| EXERCISE DESCRIPTION |
With the images removed, repeat the data below exactly.

*** INPUT ROWS

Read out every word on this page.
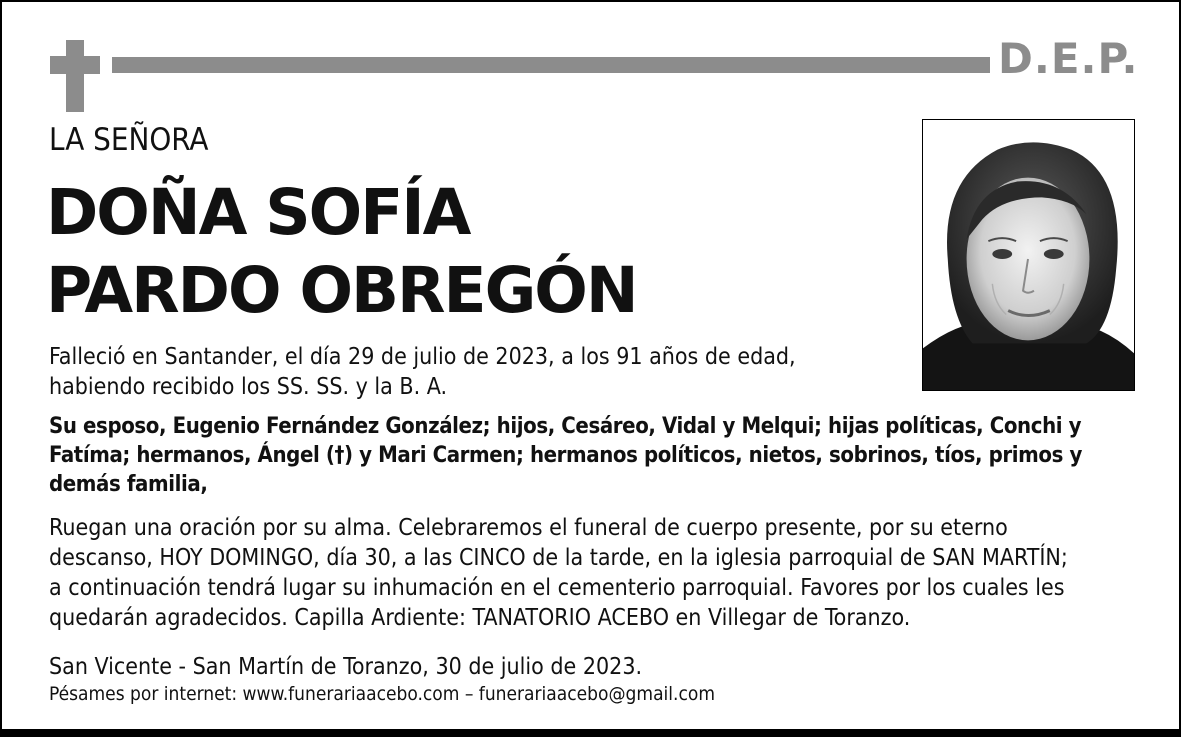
D.E.P.
LA SEÑORA
DOÑA SOFÍA
PARDO OBREGÓN

Falleció en Santander, el día 29 de julio de 2023, a los 91 años de edad,
habiendo recibido los SS. SS. y la B. A.

Su esposo, Eugenio Fernández González; hijos, Cesáreo, Vidal y Melqui; hijas políticas, Conchi y
Fatíma; hermanos, Ángel (†) y Mari Carmen; hermanos políticos, nietos, sobrinos, tíos, primos y
demás familia,

Ruegan una oración por su alma. Celebraremos el funeral de cuerpo presente, por su eterno
descanso, HOY DOMINGO, día 30, a las CINCO de la tarde, en la iglesia parroquial de SAN MARTÍN;
a continuación tendrá lugar su inhumación en el cementerio parroquial. Favores por los cuales les
quedarán agradecidos. Capilla Ardiente: TANATORIO ACEBO en Villegar de Toranzo.

San Vicente - San Martín de Toranzo, 30 de julio de 2023.

Pésames por internet: www.funerariaacebo.com – funerariaacebo@gmail.com
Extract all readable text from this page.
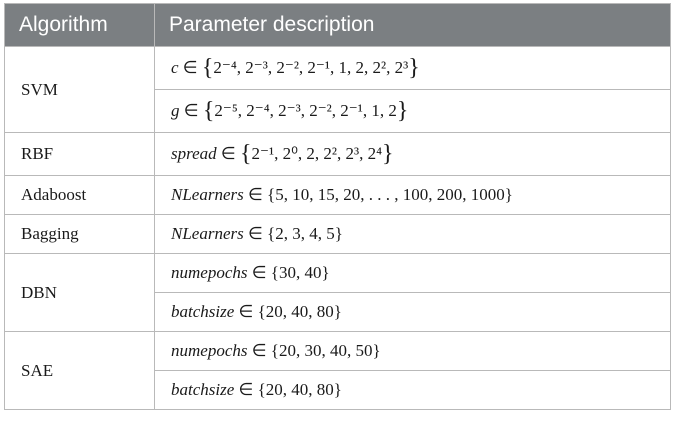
Algorithm	Parameter description
SVM	c ∈ {2⁻⁴, 2⁻³, 2⁻², 2⁻¹, 1, 2, 2², 2³}
	g ∈ {2⁻⁵, 2⁻⁴, 2⁻³, 2⁻², 2⁻¹, 1, 2}
RBF	spread ∈ {2⁻¹, 2⁰, 2, 2², 2³, 2⁴}
Adaboost	NLearners ∈ {5, 10, 15, 20, . . . , 100, 200, 1000}
Bagging	NLearners ∈ {2, 3, 4, 5}
DBN	numepochs ∈ {30, 40}
	batchsize ∈ {20, 40, 80}
SAE	numepochs ∈ {20, 30, 40, 50}
	batchsize ∈ {20, 40, 80}
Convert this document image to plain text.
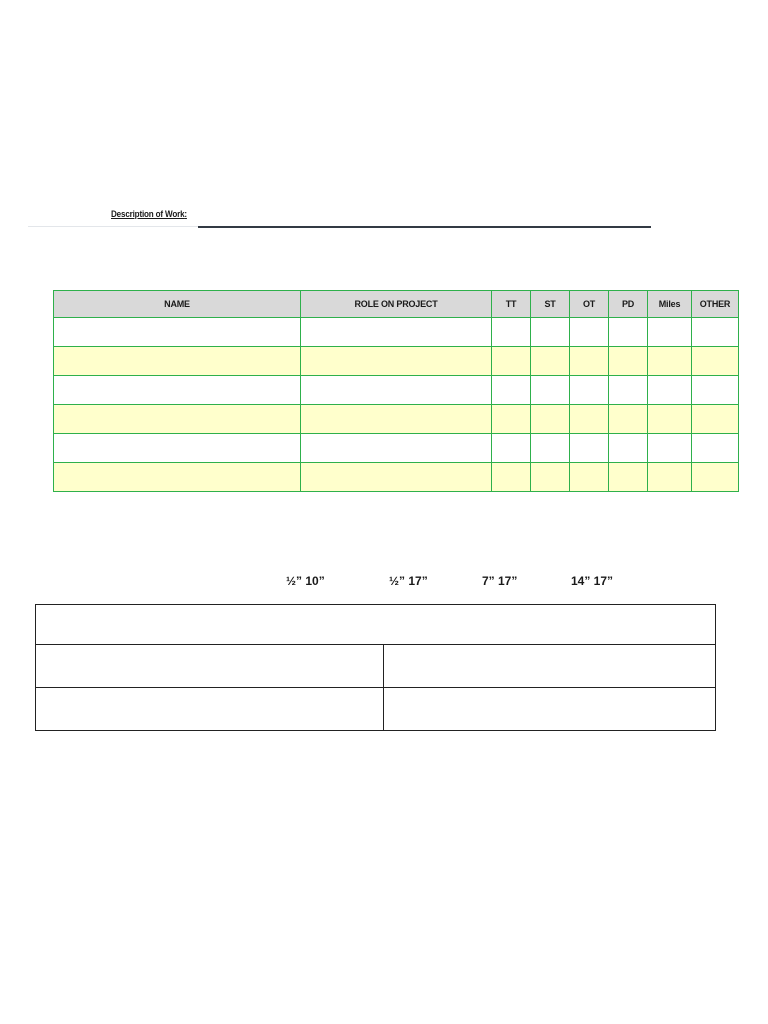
Description of Work:
NAME	ROLE ON PROJECT	TT	ST	OT	PD	Miles	OTHER

½” 10”	½” 17”	7” 17”	14” 17”
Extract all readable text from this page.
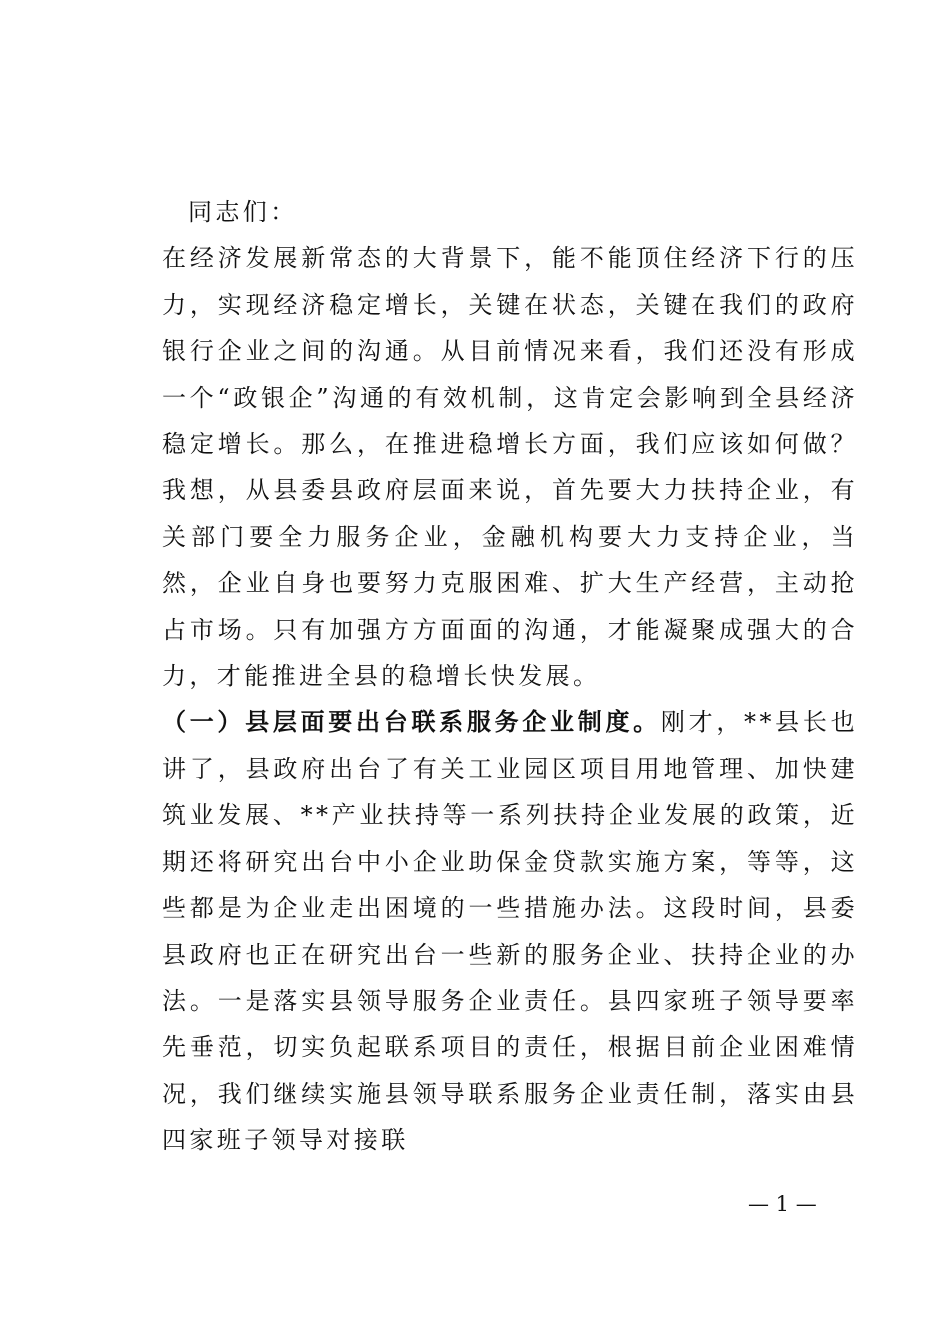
同志们：

在经济发展新常态的大背景下，能不能顶住经济下行的压力，实现经济稳定增长，关键在状态，关键在我们的政府银行企业之间的沟通。从目前情况来看，我们还没有形成一个“政银企”沟通的有效机制，这肯定会影响到全县经济稳定增长。那么，在推进稳增长方面，我们应该如何做？我想，从县委县政府层面来说，首先要大力扶持企业，有关部门要全力服务企业，金融机构要大力支持企业，当然，企业自身也要努力克服困难、扩大生产经营，主动抢占市场。只有加强方方面面的沟通，才能凝聚成强大的合力，才能推进全县的稳增长快发展。

（一）县层面要出台联系服务企业制度。刚才，**县长也讲了，县政府出台了有关工业园区项目用地管理、加快建筑业发展、**产业扶持等一系列扶持企业发展的政策，近期还将研究出台中小企业助保金贷款实施方案，等等，这些都是为企业走出困境的一些措施办法。这段时间，县委县政府也正在研究出台一些新的服务企业、扶持企业的办法。一是落实县领导服务企业责任。县四家班子领导要率先垂范，切实负起联系项目的责任，根据目前企业困难情况，我们继续实施县领导联系服务企业责任制，落实由县四家班子领导对接联

— 1 —
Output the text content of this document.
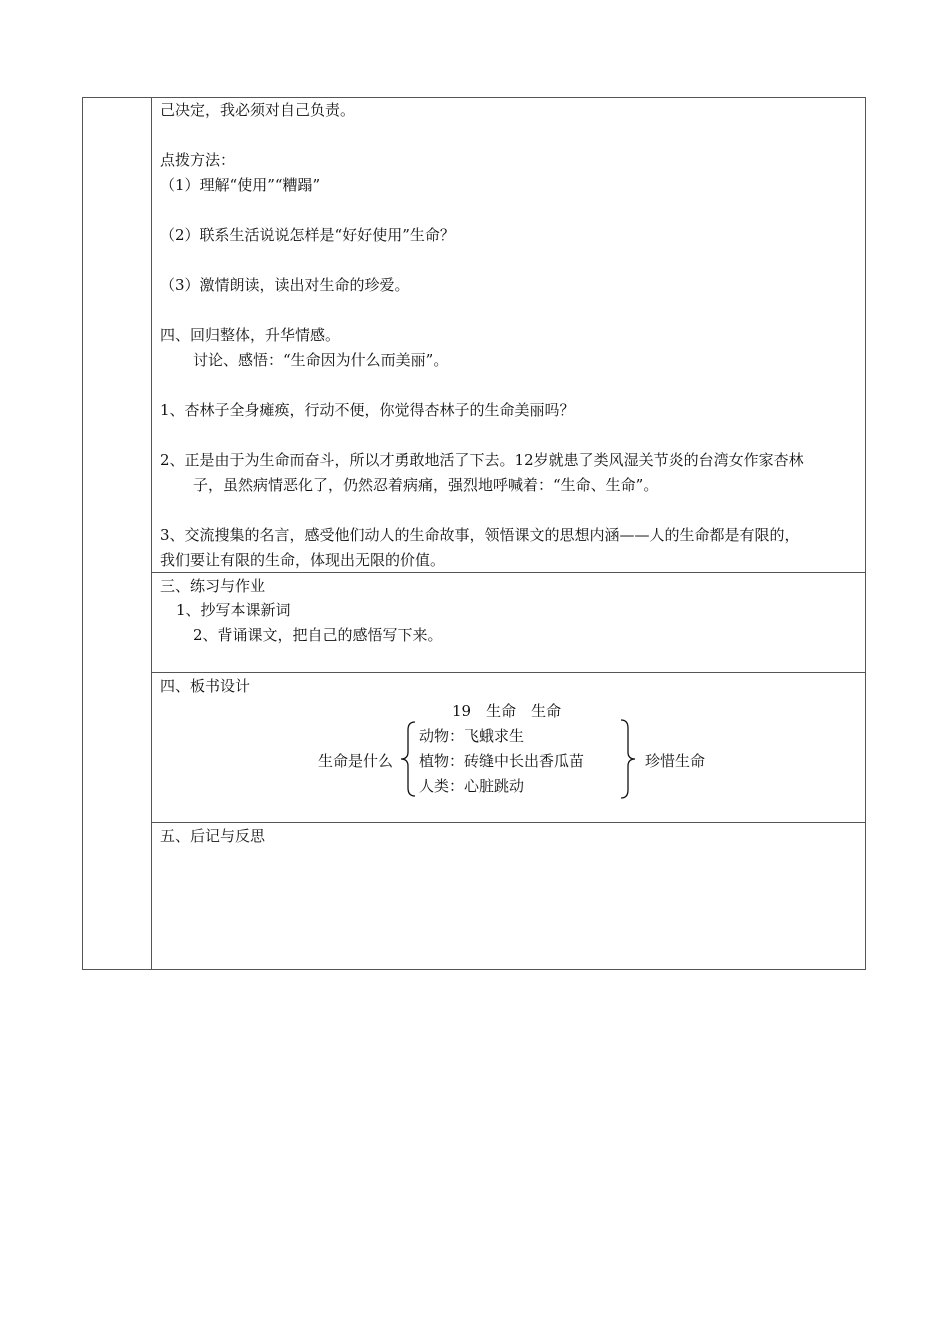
己决定，我必须对自己负责。
点拨方法：
（1）理解“使用”“糟蹋”
（2）联系生活说说怎样是“好好使用”生命？
（3）激情朗读，读出对生命的珍爱。
四、回归整体，升华情感。
讨论、感悟：“生命因为什么而美丽”。
1、杏林子全身瘫痪，行动不便，你觉得杏林子的生命美丽吗？
2、正是由于为生命而奋斗，所以才勇敢地活了下去。12岁就患了类风湿关节炎的台湾女作家杏林
子，虽然病情恶化了，仍然忍着病痛，强烈地呼喊着：“生命、生命”。
3、交流搜集的名言，感受他们动人的生命故事，领悟课文的思想内涵——人的生命都是有限的，
我们要让有限的生命，体现出无限的价值。
三、练习与作业
1、抄写本课新词
2、背诵课文，把自己的感悟写下来。
四、板书设计
19　生命　生命
生命是什么
动物：飞蛾求生
植物：砖缝中长出香瓜苗
人类：心脏跳动
珍惜生命
五、后记与反思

******

| PROBLEM SOLUTION |
Read out every word on this page.
D.E.P.
LA SEÑORA
DOÑA SOFÍA
PARDO OBREGÓN

Falleció en Santander, el día 29 de julio de 2023, a los 91 años de edad,
habiendo recibido los SS. SS. y la B. A.

Su esposo, Eugenio Fernández González; hijos, Cesáreo, Vidal y Melqui; hijas políticas, Conchi y
Fatíma; hermanos, Ángel (†) y Mari Carmen; hermanos políticos, nietos, sobrinos, tíos, primos y
demás familia,

Ruegan una oración por su alma. Celebraremos el funeral de cuerpo presente, por su eterno
descanso, HOY DOMINGO, día 30, a las CINCO de la tarde, en la iglesia parroquial de SAN MARTÍN;
a continuación tendrá lugar su inhumación en el cementerio parroquial. Favores por los cuales les
quedarán agradecidos. Capilla Ardiente: TANATORIO ACEBO en Villegar de Toranzo.

San Vicente - San Martín de Toranzo, 30 de julio de 2023.

Pésames por internet: www.funerariaacebo.com – funerariaacebo@gmail.com
Extract all readable text from this page.
Algorithm	Parameter description
SVM	c ∈ {2⁻⁴, 2⁻³, 2⁻², 2⁻¹, 1, 2, 2², 2³}
	g ∈ {2⁻⁵, 2⁻⁴, 2⁻³, 2⁻², 2⁻¹, 1, 2}
RBF	spread ∈ {2⁻¹, 2⁰, 2, 2², 2³, 2⁴}
Adaboost	NLearners ∈ {5, 10, 15, 20, . . . , 100, 200, 1000}
Bagging	NLearners ∈ {2, 3, 4, 5}
DBN	numepochs ∈ {30, 40}
	batchsize ∈ {20, 40, 80}
SAE	numepochs ∈ {20, 30, 40, 50}
	batchsize ∈ {20, 40, 80}
Convert this document image to plain text.
Description of Work:
NAME	ROLE ON PROJECT	TT	ST	OT	PD	Miles	OTHER

½” 10”	½” 17”	7” 17”	14” 17”
Extract all readable text from this page.
同志们：

在经济发展新常态的大背景下，能不能顶住经济下行的压力，实现经济稳定增长，关键在状态，关键在我们的政府银行企业之间的沟通。从目前情况来看，我们还没有形成一个“政银企”沟通的有效机制，这肯定会影响到全县经济稳定增长。那么，在推进稳增长方面，我们应该如何做？我想，从县委县政府层面来说，首先要大力扶持企业，有关部门要全力服务企业，金融机构要大力支持企业，当然，企业自身也要努力克服困难、扩大生产经营，主动抢占市场。只有加强方方面面的沟通，才能凝聚成强大的合力，才能推进全县的稳增长快发展。

（一）县层面要出台联系服务企业制度。刚才，**县长也讲了，县政府出台了有关工业园区项目用地管理、加快建筑业发展、**产业扶持等一系列扶持企业发展的政策，近期还将研究出台中小企业助保金贷款实施方案，等等，这些都是为企业走出困境的一些措施办法。这段时间，县委县政府也正在研究出台一些新的服务企业、扶持企业的办法。一是落实县领导服务企业责任。县四家班子领导要率先垂范，切实负起联系项目的责任，根据目前企业困难情况，我们继续实施县领导联系服务企业责任制，落实由县四家班子领导对接联

— 1 —
Output the text content of this document.
己决定，我必须对自己负责。
点拨方法：
（1）理解“使用”“糟蹋”
（2）联系生活说说怎样是“好好使用”生命？
（3）激情朗读，读出对生命的珍爱。
四、回归整体，升华情感。
讨论、感悟：“生命因为什么而美丽”。
1、杏林子全身瘫痪，行动不便，你觉得杏林子的生命美丽吗？
2、正是由于为生命而奋斗，所以才勇敢地活了下去。12岁就患了类风湿关节炎的台湾女作家杏林
子，虽然病情恶化了，仍然忍着病痛，强烈地呼喊着：“生命、生命”。
3、交流搜集的名言，感受他们动人的生命故事，领悟课文的思想内涵——人的生命都是有限的，
我们要让有限的生命，体现出无限的价值。
三、练习与作业
1、抄写本课新词
2、背诵课文，把自己的感悟写下来。
四、板书设计
19　生命　生命
生命是什么
动物：飞蛾求生
植物：砖缝中长出香瓜苗
人类：心脏跳动
珍惜生命
五、后记与反思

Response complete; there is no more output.